TO BE DONE:
Rewrite each of the rows below, changing every "chat-button" to "message-button" and keeping everything else the same. Leave out the pictures.

SUPPLIED INFORMATION:

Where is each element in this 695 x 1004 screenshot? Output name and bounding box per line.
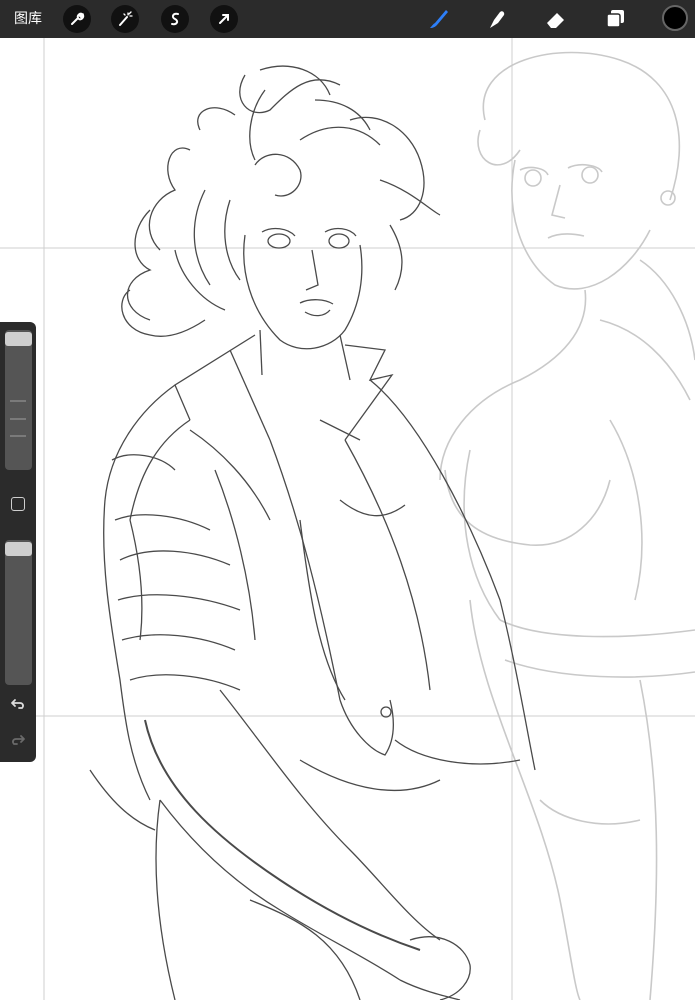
smudge-icon[interactable] [483, 5, 511, 33]
slider-tick [10, 400, 26, 402]
drawing-canvas[interactable] [0, 38, 695, 1001]
color-picker-button[interactable] [662, 5, 688, 31]
selection-icon[interactable] [161, 5, 189, 33]
wrench-icon[interactable] [63, 5, 91, 33]
eraser-icon[interactable] [542, 5, 570, 33]
left-sidebar [0, 322, 36, 762]
slider-tick [10, 435, 26, 437]
layers-icon[interactable] [601, 5, 629, 33]
brush-size-thumb[interactable] [5, 332, 32, 346]
sketch-artwork [0, 38, 695, 1001]
top-toolbar: 图库 [0, 0, 695, 38]
undo-icon[interactable] [8, 694, 28, 714]
opacity-thumb[interactable] [5, 542, 32, 556]
gallery-button[interactable]: 图库 [14, 10, 42, 28]
modify-square-icon[interactable] [11, 497, 25, 511]
slider-tick [10, 418, 26, 420]
redo-icon[interactable] [8, 730, 28, 750]
background-figure-sketch [439, 51, 695, 1001]
magic-wand-icon[interactable] [111, 5, 139, 33]
transform-arrow-icon[interactable] [210, 5, 238, 33]
opacity-slider[interactable] [5, 540, 32, 685]
main-figure-sketch [89, 65, 536, 1001]
brush-icon[interactable] [424, 5, 452, 33]
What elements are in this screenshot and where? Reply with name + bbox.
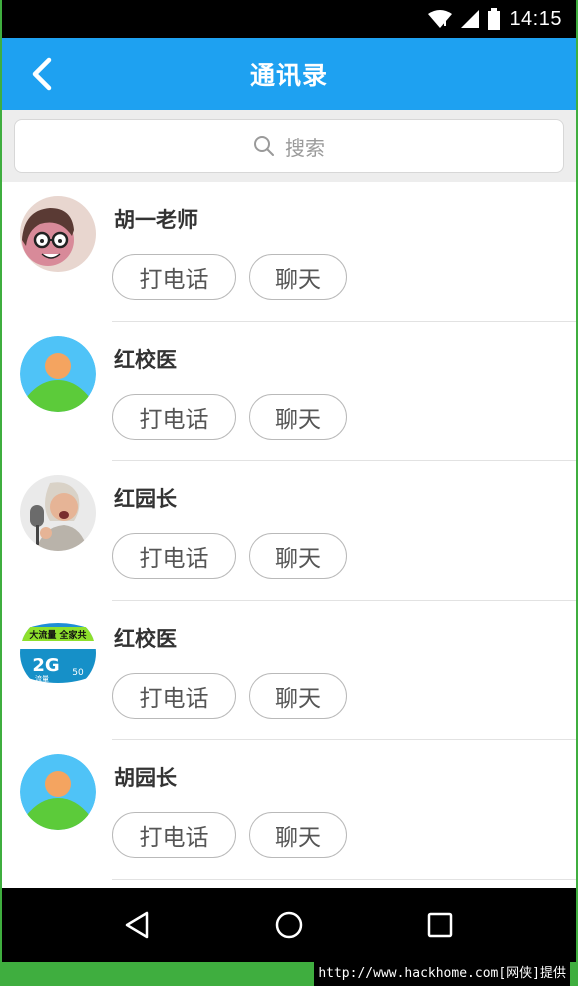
clock: 14:15 (509, 7, 562, 30)
list-item: 胡园长 打电话 聊天 (2, 740, 576, 880)
contact-name: 胡园长 (114, 766, 177, 790)
call-button[interactable]: 打电话 (112, 533, 236, 579)
chat-button[interactable]: 聊天 (249, 672, 347, 719)
watermark-text: http://www.hackhome.com[网侠]提供 (314, 962, 570, 986)
cartoon-face-avatar-icon (20, 196, 96, 272)
contact-name: 胡一老师 (114, 208, 198, 232)
promo-text-line2: 2G (32, 655, 59, 676)
list-item: 大流量 全家共 2G 流量 50 红校医 打电话 聊天 (2, 601, 576, 740)
contact-name: 红校医 (114, 626, 177, 651)
status-bar: 14:15 (2, 0, 576, 38)
contact-name: 红园长 (114, 487, 177, 511)
contact-name: 红校医 (114, 347, 177, 372)
contact-list: 胡一老师 打电话 聊天 红校医 打电话 聊天 红园长 打电话 聊天 大流量 全家… (2, 182, 576, 880)
list-item: 红园长 打电话 聊天 (2, 461, 576, 601)
back-button[interactable] (24, 56, 60, 92)
phone-screen: 14:15 通讯录 搜索 胡一老师 打电话 聊天 红校医 打电话 聊天 红园长 … (0, 0, 578, 962)
contact-avatar[interactable]: 大流量 全家共 2G 流量 50 (20, 614, 96, 691)
search-input[interactable]: 搜索 (14, 119, 564, 173)
triangle-back-icon (125, 911, 148, 939)
call-button[interactable]: 打电话 (112, 393, 236, 440)
header-bar: 通讯录 (2, 38, 576, 110)
divider (112, 878, 576, 880)
promo-text-line1: 大流量 全家共 (29, 629, 86, 641)
nav-home-button[interactable] (261, 897, 317, 953)
chat-button[interactable]: 聊天 (249, 393, 347, 440)
contact-avatar[interactable] (20, 335, 96, 412)
promo-text-line4: 50 (72, 668, 84, 678)
contact-avatar[interactable] (20, 196, 96, 272)
search-icon (254, 136, 274, 156)
contact-avatar[interactable] (20, 754, 96, 830)
promo-banner-avatar-icon: 大流量 全家共 2G 流量 50 (20, 614, 96, 691)
singer-photo-avatar-icon (20, 475, 96, 551)
promo-text-line3: 流量 (35, 674, 49, 683)
call-button[interactable]: 打电话 (112, 254, 236, 300)
chat-button[interactable]: 聊天 (249, 254, 347, 300)
wifi-icon (428, 10, 453, 28)
list-item: 胡一老师 打电话 聊天 (2, 182, 576, 322)
square-recents-icon (428, 912, 453, 938)
default-person-avatar-icon (20, 335, 96, 412)
call-button[interactable]: 打电话 (112, 672, 236, 719)
circle-home-icon (275, 911, 303, 939)
chevron-left-icon (32, 57, 52, 91)
default-person-avatar-icon (20, 754, 96, 830)
search-container: 搜索 (2, 110, 576, 182)
battery-icon (488, 8, 501, 30)
search-placeholder: 搜索 (285, 135, 325, 160)
chat-button[interactable]: 聊天 (249, 533, 347, 579)
call-button[interactable]: 打电话 (112, 812, 236, 858)
system-nav-bar (2, 888, 576, 962)
cell-signal-icon (461, 10, 480, 28)
nav-back-button[interactable] (110, 897, 166, 953)
contact-avatar[interactable] (20, 475, 96, 551)
page-title: 通讯录 (249, 61, 328, 90)
chat-button[interactable]: 聊天 (249, 812, 347, 858)
nav-recents-button[interactable] (412, 897, 468, 953)
list-item: 红校医 打电话 聊天 (2, 322, 576, 461)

OUTPUT FOR THIS EXERCISE:
Where is each element in this 695 x 1004 screenshot? Output name and bounding box per line.
smudge-icon[interactable] [483, 5, 511, 33]
slider-tick [10, 400, 26, 402]
drawing-canvas[interactable] [0, 38, 695, 1001]
color-picker-button[interactable] [662, 5, 688, 31]
selection-icon[interactable] [161, 5, 189, 33]
wrench-icon[interactable] [63, 5, 91, 33]
eraser-icon[interactable] [542, 5, 570, 33]
left-sidebar [0, 322, 36, 762]
slider-tick [10, 435, 26, 437]
layers-icon[interactable] [601, 5, 629, 33]
brush-size-thumb[interactable] [5, 332, 32, 346]
sketch-artwork [0, 38, 695, 1001]
top-toolbar: 图库 [0, 0, 695, 38]
undo-icon[interactable] [8, 694, 28, 714]
opacity-thumb[interactable] [5, 542, 32, 556]
gallery-button[interactable]: 图库 [14, 10, 42, 28]
modify-square-icon[interactable] [11, 497, 25, 511]
slider-tick [10, 418, 26, 420]
redo-icon[interactable] [8, 730, 28, 750]
background-figure-sketch [439, 51, 695, 1001]
magic-wand-icon[interactable] [111, 5, 139, 33]
transform-arrow-icon[interactable] [210, 5, 238, 33]
opacity-slider[interactable] [5, 540, 32, 685]
main-figure-sketch [89, 65, 536, 1001]
brush-icon[interactable] [424, 5, 452, 33]
What elements are in this screenshot and where? Reply with name + bbox.
clock: 14:15 (509, 7, 562, 30)
list-item: 胡园长 打电话 聊天 (2, 740, 576, 880)
contact-name: 胡园长 (114, 766, 177, 790)
call-button[interactable]: 打电话 (112, 533, 236, 579)
message-button[interactable]: 聊天 (249, 672, 347, 719)
watermark-text: http://www.hackhome.com[网侠]提供 (314, 962, 570, 986)
cartoon-face-avatar-icon (20, 196, 96, 272)
contact-name: 胡一老师 (114, 208, 198, 232)
promo-text-line2: 2G (32, 655, 59, 676)
list-item: 大流量 全家共 2G 流量 50 红校医 打电话 聊天 (2, 601, 576, 740)
contact-name: 红校医 (114, 626, 177, 651)
status-bar: 14:15 (2, 0, 576, 38)
contact-name: 红园长 (114, 487, 177, 511)
contact-name: 红校医 (114, 347, 177, 372)
contact-list: 胡一老师 打电话 聊天 红校医 打电话 聊天 红园长 打电话 聊天 大流量 全家… (2, 182, 576, 880)
list-item: 红园长 打电话 聊天 (2, 461, 576, 601)
back-button[interactable] (24, 56, 60, 92)
phone-screen: 14:15 通讯录 搜索 胡一老师 打电话 聊天 红校医 打电话 聊天 红园长 … (0, 0, 578, 962)
contact-avatar[interactable]: 大流量 全家共 2G 流量 50 (20, 614, 96, 691)
search-input[interactable]: 搜索 (14, 119, 564, 173)
triangle-back-icon (125, 911, 148, 939)
call-button[interactable]: 打电话 (112, 393, 236, 440)
header-bar: 通讯录 (2, 38, 576, 110)
divider (112, 878, 576, 880)
promo-text-line1: 大流量 全家共 (29, 629, 86, 641)
nav-home-button[interactable] (261, 897, 317, 953)
message-button[interactable]: 聊天 (249, 393, 347, 440)
contact-avatar[interactable] (20, 335, 96, 412)
promo-text-line4: 50 (72, 668, 84, 678)
contact-avatar[interactable] (20, 196, 96, 272)
search-icon (254, 136, 274, 156)
contact-avatar[interactable] (20, 754, 96, 830)
promo-banner-avatar-icon: 大流量 全家共 2G 流量 50 (20, 614, 96, 691)
singer-photo-avatar-icon (20, 475, 96, 551)
promo-text-line3: 流量 (35, 674, 49, 683)
call-button[interactable]: 打电话 (112, 254, 236, 300)
message-button[interactable]: 聊天 (249, 254, 347, 300)
wifi-icon (428, 10, 453, 28)
list-item: 胡一老师 打电话 聊天 (2, 182, 576, 322)
square-recents-icon (428, 912, 453, 938)
default-person-avatar-icon (20, 335, 96, 412)
call-button[interactable]: 打电话 (112, 672, 236, 719)
circle-home-icon (275, 911, 303, 939)
chevron-left-icon (32, 57, 52, 91)
default-person-avatar-icon (20, 754, 96, 830)
search-container: 搜索 (2, 110, 576, 182)
battery-icon (488, 8, 501, 30)
search-placeholder: 搜索 (285, 135, 325, 160)
message-button[interactable]: 聊天 (249, 533, 347, 579)
call-button[interactable]: 打电话 (112, 812, 236, 858)
system-nav-bar (2, 888, 576, 962)
cell-signal-icon (461, 10, 480, 28)
nav-back-button[interactable] (110, 897, 166, 953)
contact-avatar[interactable] (20, 475, 96, 551)
page-title: 通讯录 (249, 61, 328, 90)
message-button[interactable]: 聊天 (249, 812, 347, 858)
nav-recents-button[interactable] (412, 897, 468, 953)
list-item: 红校医 打电话 聊天 (2, 322, 576, 461)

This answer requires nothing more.